▶ [Source material]
[Begin]

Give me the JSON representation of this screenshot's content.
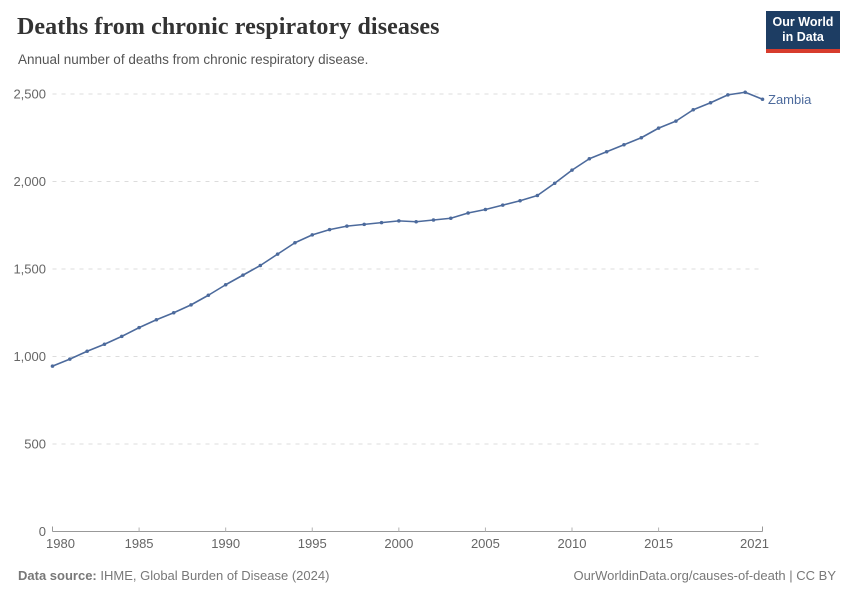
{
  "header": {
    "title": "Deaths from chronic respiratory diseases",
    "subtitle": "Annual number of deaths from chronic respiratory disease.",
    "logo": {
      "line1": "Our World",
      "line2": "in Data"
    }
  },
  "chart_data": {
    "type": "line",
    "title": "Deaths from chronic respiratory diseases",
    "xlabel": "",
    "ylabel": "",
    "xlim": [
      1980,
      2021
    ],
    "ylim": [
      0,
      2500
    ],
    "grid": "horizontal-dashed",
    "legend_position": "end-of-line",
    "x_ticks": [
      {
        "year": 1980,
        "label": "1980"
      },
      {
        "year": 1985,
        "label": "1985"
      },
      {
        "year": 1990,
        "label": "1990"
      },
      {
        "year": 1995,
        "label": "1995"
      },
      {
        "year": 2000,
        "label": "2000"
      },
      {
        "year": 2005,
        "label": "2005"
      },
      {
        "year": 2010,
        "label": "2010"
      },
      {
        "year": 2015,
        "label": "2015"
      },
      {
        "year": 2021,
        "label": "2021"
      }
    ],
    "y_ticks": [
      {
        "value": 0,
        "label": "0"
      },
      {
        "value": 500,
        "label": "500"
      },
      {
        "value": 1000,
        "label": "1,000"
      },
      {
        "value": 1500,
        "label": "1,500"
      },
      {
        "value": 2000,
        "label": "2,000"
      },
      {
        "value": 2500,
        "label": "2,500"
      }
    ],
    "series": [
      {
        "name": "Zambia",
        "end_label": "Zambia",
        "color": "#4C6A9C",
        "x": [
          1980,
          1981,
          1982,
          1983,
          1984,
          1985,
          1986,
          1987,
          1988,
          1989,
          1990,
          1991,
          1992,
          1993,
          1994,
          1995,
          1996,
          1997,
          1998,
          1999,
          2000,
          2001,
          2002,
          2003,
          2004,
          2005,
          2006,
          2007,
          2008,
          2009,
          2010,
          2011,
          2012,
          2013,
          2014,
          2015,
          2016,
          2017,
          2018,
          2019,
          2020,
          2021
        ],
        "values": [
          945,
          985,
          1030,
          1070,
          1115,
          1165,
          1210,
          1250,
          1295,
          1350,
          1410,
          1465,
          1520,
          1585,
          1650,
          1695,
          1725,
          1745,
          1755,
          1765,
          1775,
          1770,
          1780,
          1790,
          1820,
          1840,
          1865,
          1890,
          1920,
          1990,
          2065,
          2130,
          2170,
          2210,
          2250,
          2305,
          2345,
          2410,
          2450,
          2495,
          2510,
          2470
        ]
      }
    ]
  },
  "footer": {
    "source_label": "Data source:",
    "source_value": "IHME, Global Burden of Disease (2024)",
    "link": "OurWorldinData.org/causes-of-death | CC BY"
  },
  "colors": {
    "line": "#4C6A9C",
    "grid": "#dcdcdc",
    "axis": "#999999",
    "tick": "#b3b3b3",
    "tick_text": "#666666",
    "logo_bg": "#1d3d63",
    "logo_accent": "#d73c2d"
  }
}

[End]

▶ [Do this] Reproduce every record word for word. The copy must contain no pictures.

▶ [Exercise answer]
Give me the JSON representation of this screenshot's content.
{
  "header": {
    "title": "Deaths from chronic respiratory diseases",
    "subtitle": "Annual number of deaths from chronic respiratory disease.",
    "logo": {
      "line1": "Our World",
      "line2": "in Data"
    }
  },
  "chart_data": {
    "type": "line",
    "title": "Deaths from chronic respiratory diseases",
    "xlabel": "",
    "ylabel": "",
    "xlim": [
      1980,
      2021
    ],
    "ylim": [
      0,
      2500
    ],
    "grid": "horizontal-dashed",
    "legend_position": "end-of-line",
    "x_ticks": [
      {
        "year": 1980,
        "label": "1980"
      },
      {
        "year": 1985,
        "label": "1985"
      },
      {
        "year": 1990,
        "label": "1990"
      },
      {
        "year": 1995,
        "label": "1995"
      },
      {
        "year": 2000,
        "label": "2000"
      },
      {
        "year": 2005,
        "label": "2005"
      },
      {
        "year": 2010,
        "label": "2010"
      },
      {
        "year": 2015,
        "label": "2015"
      },
      {
        "year": 2021,
        "label": "2021"
      }
    ],
    "y_ticks": [
      {
        "value": 0,
        "label": "0"
      },
      {
        "value": 500,
        "label": "500"
      },
      {
        "value": 1000,
        "label": "1,000"
      },
      {
        "value": 1500,
        "label": "1,500"
      },
      {
        "value": 2000,
        "label": "2,000"
      },
      {
        "value": 2500,
        "label": "2,500"
      }
    ],
    "series": [
      {
        "name": "Zambia",
        "end_label": "Zambia",
        "color": "#4C6A9C",
        "x": [
          1980,
          1981,
          1982,
          1983,
          1984,
          1985,
          1986,
          1987,
          1988,
          1989,
          1990,
          1991,
          1992,
          1993,
          1994,
          1995,
          1996,
          1997,
          1998,
          1999,
          2000,
          2001,
          2002,
          2003,
          2004,
          2005,
          2006,
          2007,
          2008,
          2009,
          2010,
          2011,
          2012,
          2013,
          2014,
          2015,
          2016,
          2017,
          2018,
          2019,
          2020,
          2021
        ],
        "values": [
          945,
          985,
          1030,
          1070,
          1115,
          1165,
          1210,
          1250,
          1295,
          1350,
          1410,
          1465,
          1520,
          1585,
          1650,
          1695,
          1725,
          1745,
          1755,
          1765,
          1775,
          1770,
          1780,
          1790,
          1820,
          1840,
          1865,
          1890,
          1920,
          1990,
          2065,
          2130,
          2170,
          2210,
          2250,
          2305,
          2345,
          2410,
          2450,
          2495,
          2510,
          2470
        ]
      }
    ]
  },
  "footer": {
    "source_label": "Data source:",
    "source_value": "IHME, Global Burden of Disease (2024)",
    "link": "OurWorldinData.org/causes-of-death | CC BY"
  },
  "colors": {
    "line": "#4C6A9C",
    "grid": "#dcdcdc",
    "axis": "#999999",
    "tick": "#b3b3b3",
    "tick_text": "#666666",
    "logo_bg": "#1d3d63",
    "logo_accent": "#d73c2d"
  }
}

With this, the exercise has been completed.